# WHAT IS BEING ASKED
From the entries below, copy every line that holds the word "this".

>>>>>

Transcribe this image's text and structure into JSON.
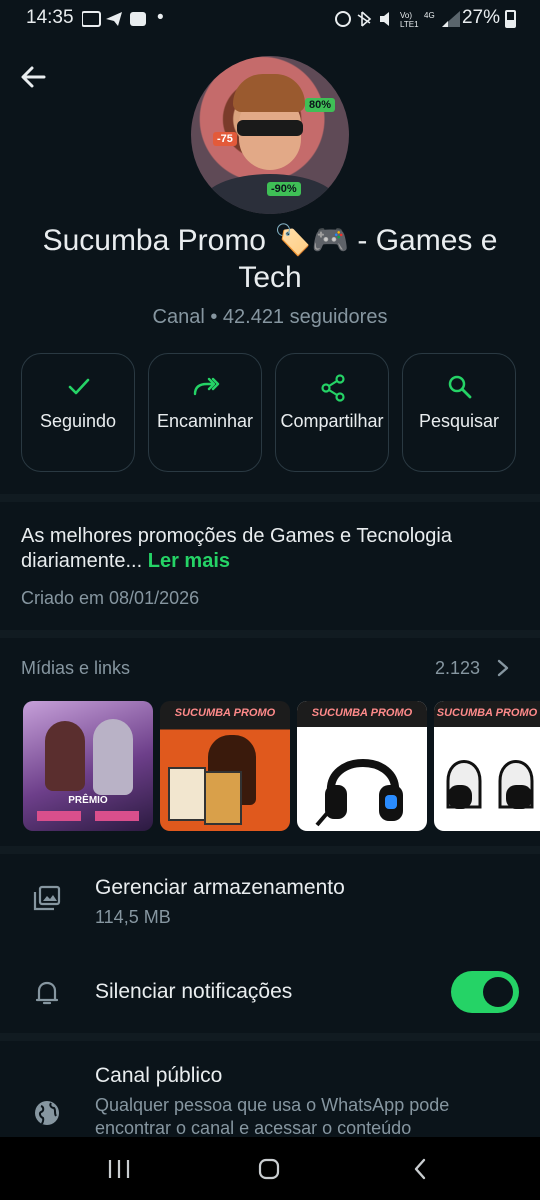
{
  "status_bar": {
    "time": "14:35",
    "dot": "•",
    "battery": "27%"
  },
  "channel": {
    "name": "Sucumba Promo 🏷️🎮  - Games e Tech",
    "meta": "Canal • 42.421 seguidores",
    "avatar_tags": [
      "80%",
      "-75",
      "-90%"
    ]
  },
  "actions": [
    {
      "label": "Seguindo",
      "icon": "check-icon"
    },
    {
      "label": "Encaminhar",
      "icon": "forward-icon"
    },
    {
      "label": "Compartilhar",
      "icon": "share-icon"
    },
    {
      "label": "Pesquisar",
      "icon": "search-icon"
    }
  ],
  "description": {
    "text": "As melhores promoções de Games e Tecnologia diariamente... ",
    "more": "Ler mais",
    "created": "Criado em 08/01/2026"
  },
  "media": {
    "title": "Mídias e links",
    "count": "2.123",
    "thumbs": [
      {
        "caption": "PRÊMIO"
      },
      {
        "caption": "SUCUMBA PROMO"
      },
      {
        "caption": "SUCUMBA PROMO"
      },
      {
        "caption": "SUCUMBA PROMO"
      }
    ]
  },
  "settings": {
    "storage_title": "Gerenciar armazenamento",
    "storage_size": "114,5 MB",
    "mute_title": "Silenciar notificações",
    "mute_on": true,
    "public_title": "Canal público",
    "public_sub": "Qualquer pessoa que usa o WhatsApp pode encontrar o canal e acessar o conteúdo"
  },
  "colors": {
    "background": "#0b141a",
    "accent": "#25d366",
    "secondary_text": "#8696a0"
  }
}
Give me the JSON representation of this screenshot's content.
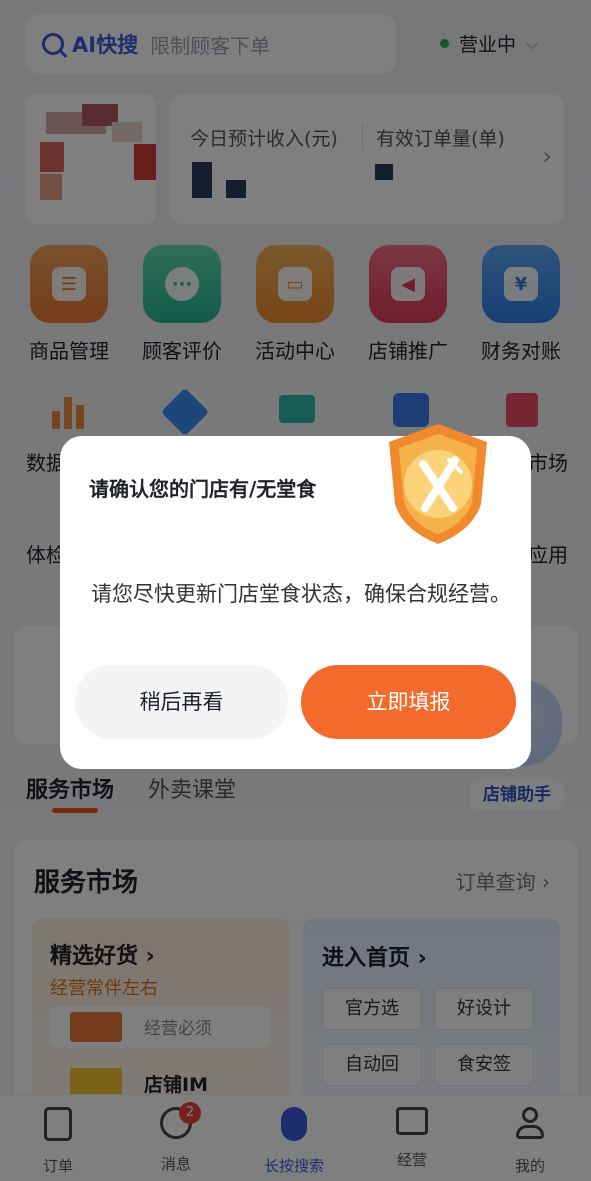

<<<<<

# ANSWER TO THE EXERCISE
Transcribe this image's text and structure into JSON.
Give me the JSON representation of this screenshot's content.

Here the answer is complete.